• [Prompt]: All the data should be repeated exactly. Any image in it is left out.

══ Data supplied ══

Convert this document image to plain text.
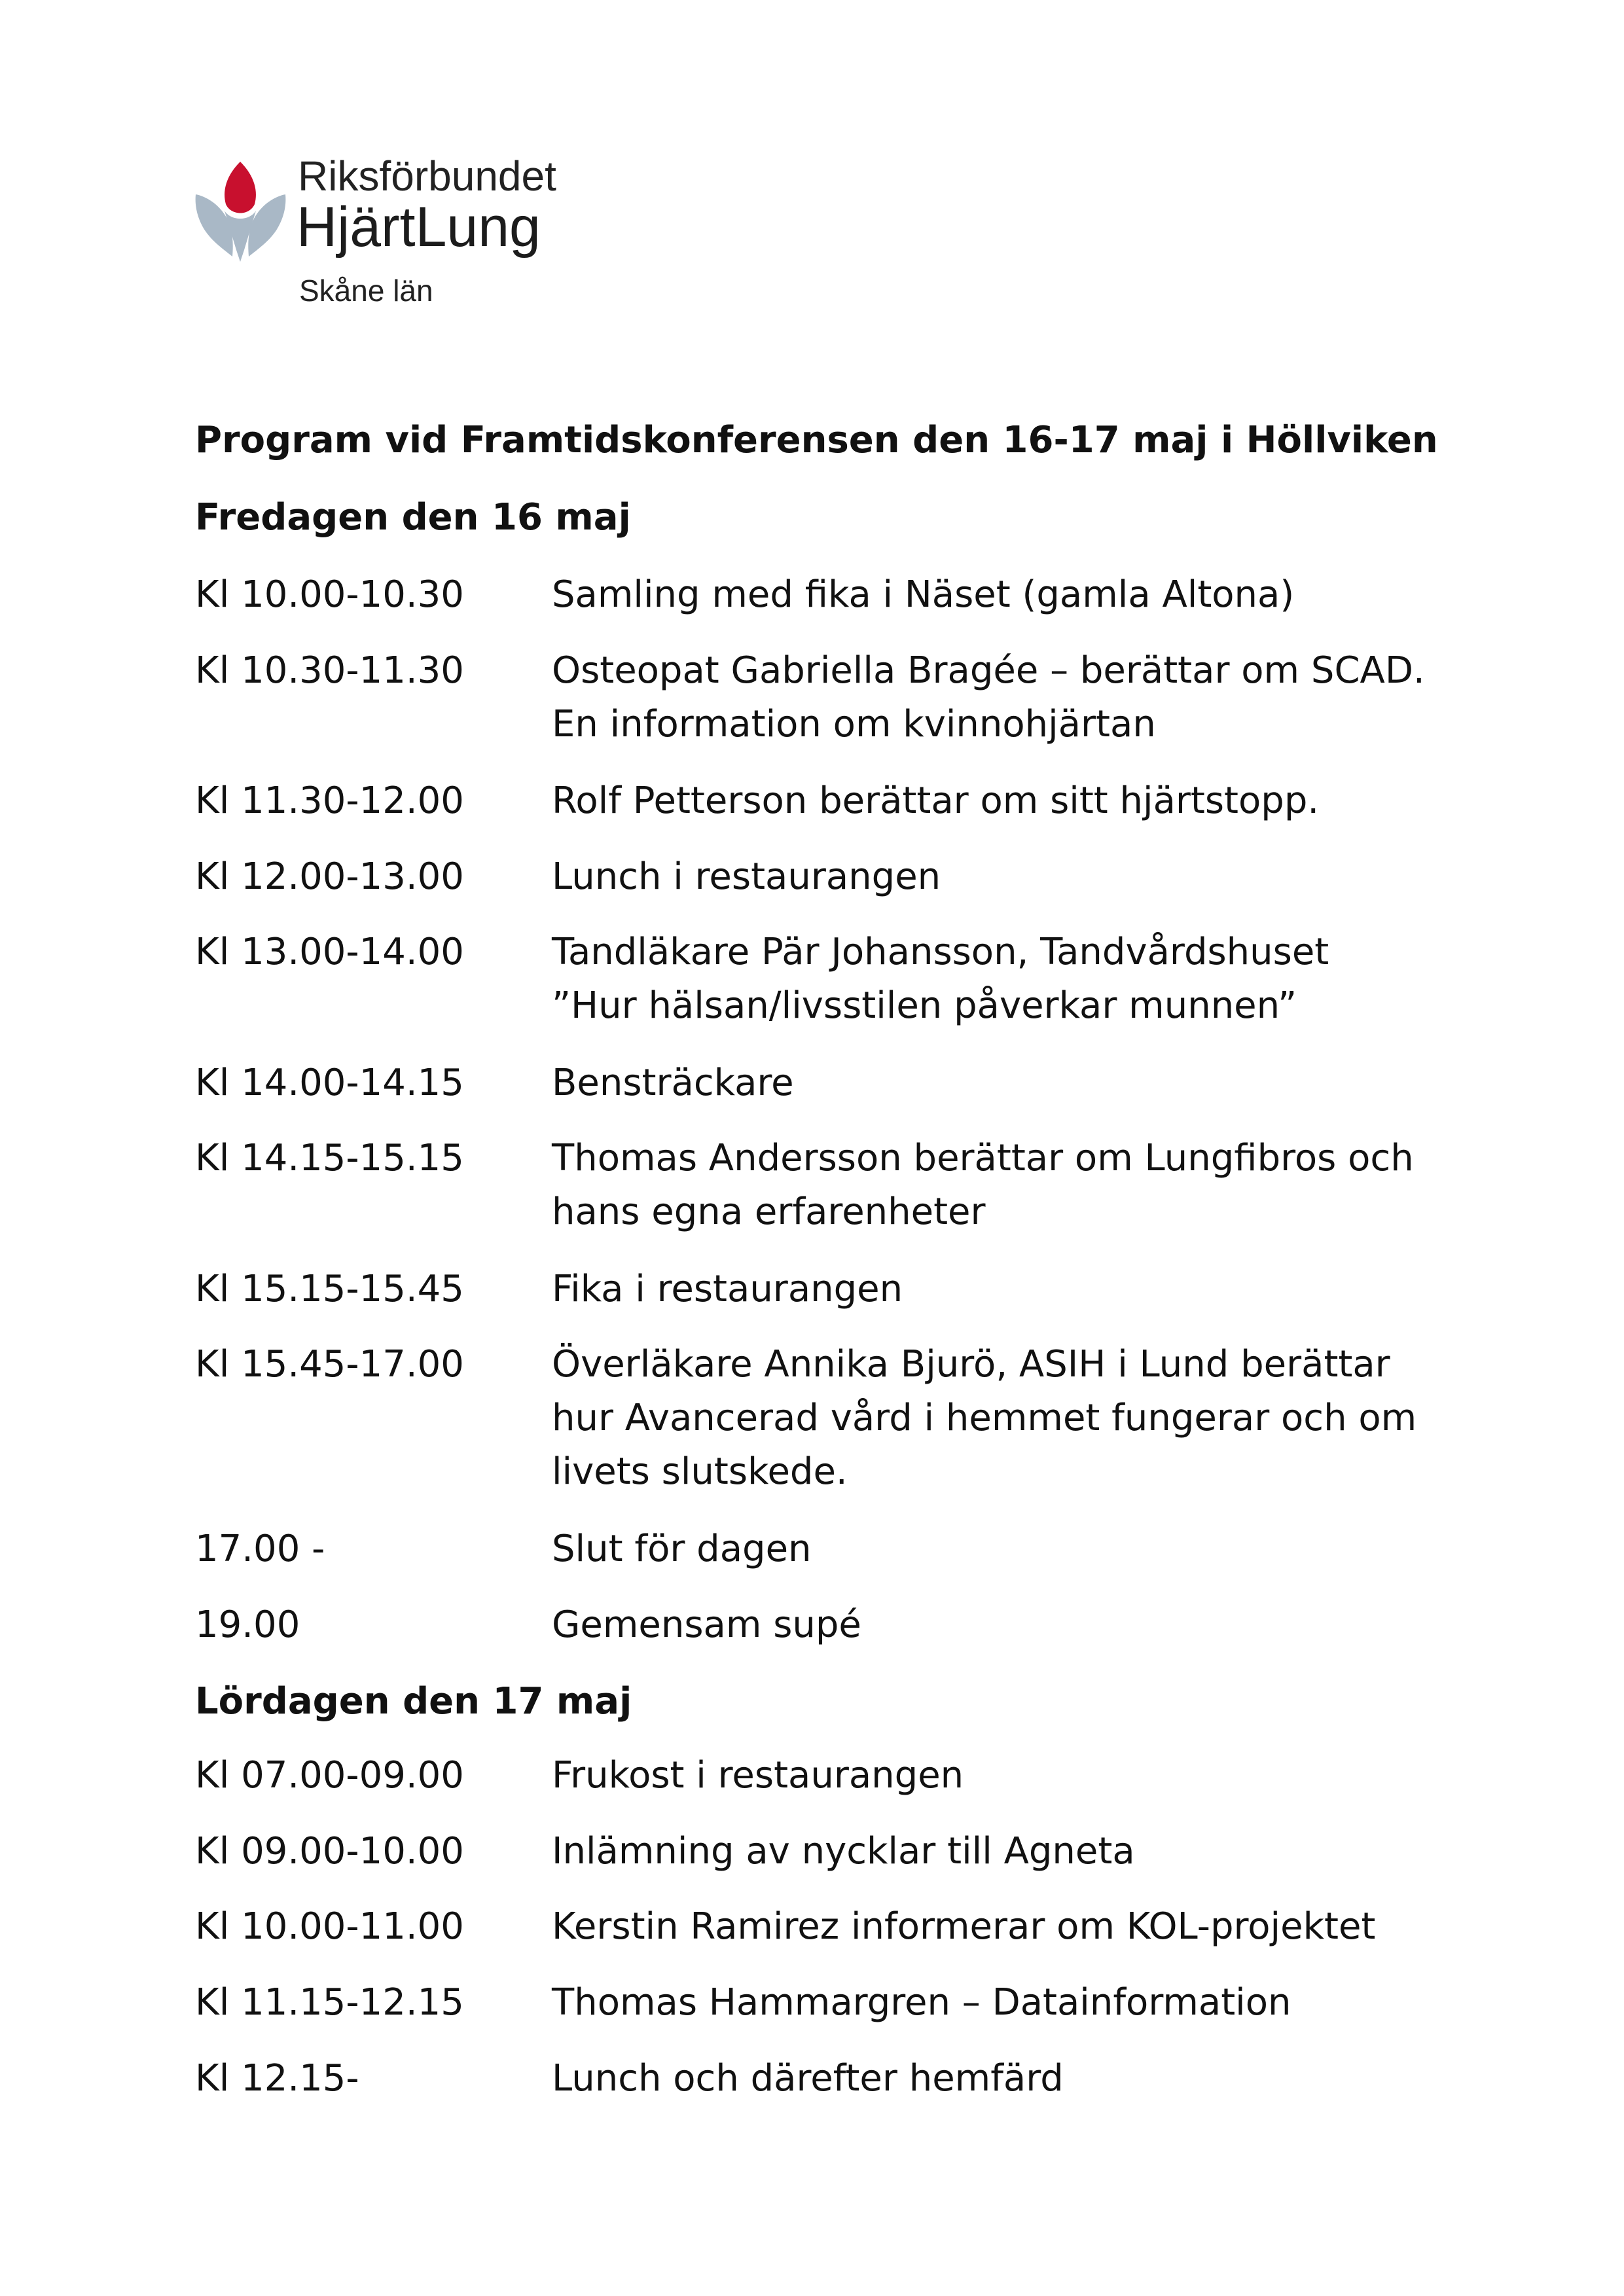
Riksförbundet
HjärtLung
Skåne län
Program vid Framtidskonferensen den 16-17 maj i Höllviken
Fredagen den 16 maj
Kl 10.00-10.30 Samling med fika i Näset (gamla Altona)
Kl 10.30-11.30 Osteopat Gabriella Bragée – berättar om SCAD.
En information om kvinnohjärtan
Kl 11.30-12.00 Rolf Petterson berättar om sitt hjärtstopp.
Kl 12.00-13.00 Lunch i restaurangen
Kl 13.00-14.00 Tandläkare Pär Johansson, Tandvårdshuset
”Hur hälsan/livsstilen påverkar munnen”
Kl 14.00-14.15 Bensträckare
Kl 14.15-15.15 Thomas Andersson berättar om Lungfibros och
hans egna erfarenheter
Kl 15.15-15.45 Fika i restaurangen
Kl 15.45-17.00 Överläkare Annika Bjurö, ASIH i Lund berättar
hur Avancerad vård i hemmet fungerar och om
livets slutskede.
17.00 -	Slut för dagen
19.00	Gemensam supé
Lördagen den 17 maj
Kl 07.00-09.00 Frukost i restaurangen
Kl 09.00-10.00 Inlämning av nycklar till Agneta
Kl 10.00-11.00 Kerstin Ramirez informerar om KOL-projektet
Kl 11.15-12.15 Thomas Hammargren – Datainformation
Kl 12.15-	Lunch och därefter hemfärd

═══

• [Task result]:
Convert this document image to plain text.
Riksförbundet
HjärtLung
Skåne län
Program vid Framtidskonferensen den 16-17 maj i Höllviken
Fredagen den 16 maj
Kl 10.00-10.30 Samling med fika i Näset (gamla Altona)
Kl 10.30-11.30 Osteopat Gabriella Bragée – berättar om SCAD.
En information om kvinnohjärtan
Kl 11.30-12.00 Rolf Petterson berättar om sitt hjärtstopp.
Kl 12.00-13.00 Lunch i restaurangen
Kl 13.00-14.00 Tandläkare Pär Johansson, Tandvårdshuset
”Hur hälsan/livsstilen påverkar munnen”
Kl 14.00-14.15 Bensträckare
Kl 14.15-15.15 Thomas Andersson berättar om Lungfibros och
hans egna erfarenheter
Kl 15.15-15.45 Fika i restaurangen
Kl 15.45-17.00 Överläkare Annika Bjurö, ASIH i Lund berättar
hur Avancerad vård i hemmet fungerar och om
livets slutskede.
17.00 -	Slut för dagen
19.00	Gemensam supé
Lördagen den 17 maj
Kl 07.00-09.00 Frukost i restaurangen
Kl 09.00-10.00 Inlämning av nycklar till Agneta
Kl 10.00-11.00 Kerstin Ramirez informerar om KOL-projektet
Kl 11.15-12.15 Thomas Hammargren – Datainformation
Kl 12.15-	Lunch och därefter hemfärd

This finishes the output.